Data excerpts:
——————————

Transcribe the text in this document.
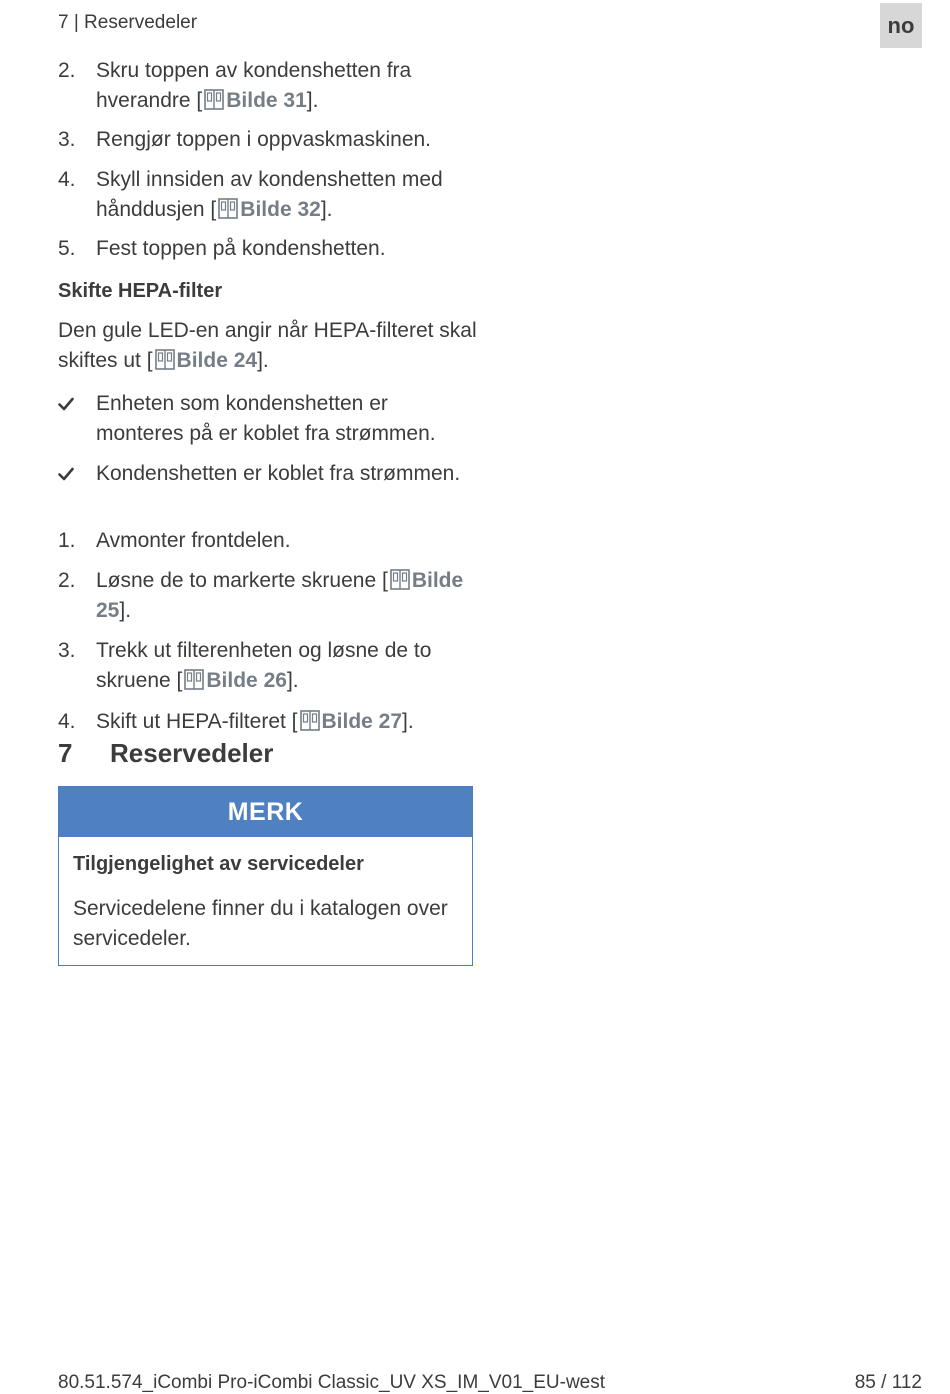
7 | Reservedeler	no
2. Skru toppen av kondenshetten fra hverandre [ Bilde 31].
3. Rengjør toppen i oppvaskmaskinen.
4. Skyll innsiden av kondenshetten med hånddusjen [ Bilde 32].
5. Fest toppen på kondenshetten.
Skifte HEPA-filter
Den gule LED-en angir når HEPA-filteret skal skiftes ut [ Bilde 24].
Enheten som kondenshetten er monteres på er koblet fra strømmen.
Kondenshetten er koblet fra strømmen.
1. Avmonter frontdelen.
2. Løsne de to markerte skruene [ Bilde 25].
3. Trekk ut filterenheten og løsne de to skruene [ Bilde 26].
4. Skift ut HEPA-filteret [ Bilde 27].
7 Reservedeler
MERK
Tilgjengelighet av servicedeler
Servicedelene finner du i katalogen over servicedeler.
80.51.574_iCombi Pro-iCombi Classic_UV XS_IM_V01_EU-west	85 / 112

——————————

__INSTRUCTION__: State how many lines of the listing include "toppen", and nothing more.

__ANSWER TO THIS PROBLEM__: 3